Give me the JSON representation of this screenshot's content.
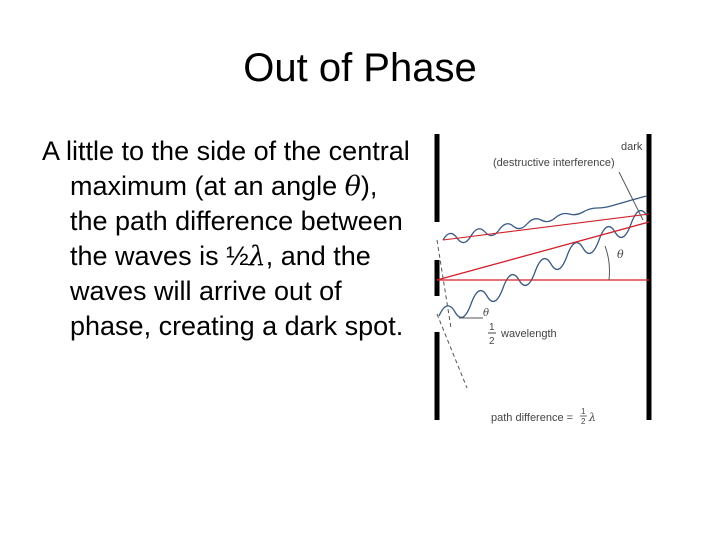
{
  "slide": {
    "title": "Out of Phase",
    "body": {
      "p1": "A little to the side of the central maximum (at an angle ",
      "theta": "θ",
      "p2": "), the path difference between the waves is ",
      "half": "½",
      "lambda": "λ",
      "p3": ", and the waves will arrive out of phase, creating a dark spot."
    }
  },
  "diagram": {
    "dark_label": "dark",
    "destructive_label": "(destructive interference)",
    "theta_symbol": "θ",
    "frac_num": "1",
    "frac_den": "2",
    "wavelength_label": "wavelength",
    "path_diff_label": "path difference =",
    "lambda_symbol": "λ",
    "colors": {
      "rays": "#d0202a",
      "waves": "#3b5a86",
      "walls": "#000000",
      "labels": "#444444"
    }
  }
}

○ ○ ○ ○ ○

*Requirement*
Without the pictures, write out all of the material exactly.

*Written solution*
Give me the JSON representation of this screenshot's content.
{
  "slide": {
    "title": "Out of Phase",
    "body": {
      "p1": "A little to the side of the central maximum (at an angle ",
      "theta": "θ",
      "p2": "), the path difference between the waves is ",
      "half": "½",
      "lambda": "λ",
      "p3": ", and the waves will arrive out of phase, creating a dark spot."
    }
  },
  "diagram": {
    "dark_label": "dark",
    "destructive_label": "(destructive interference)",
    "theta_symbol": "θ",
    "frac_num": "1",
    "frac_den": "2",
    "wavelength_label": "wavelength",
    "path_diff_label": "path difference =",
    "lambda_symbol": "λ",
    "colors": {
      "rays": "#d0202a",
      "waves": "#3b5a86",
      "walls": "#000000",
      "labels": "#444444"
    }
  }
}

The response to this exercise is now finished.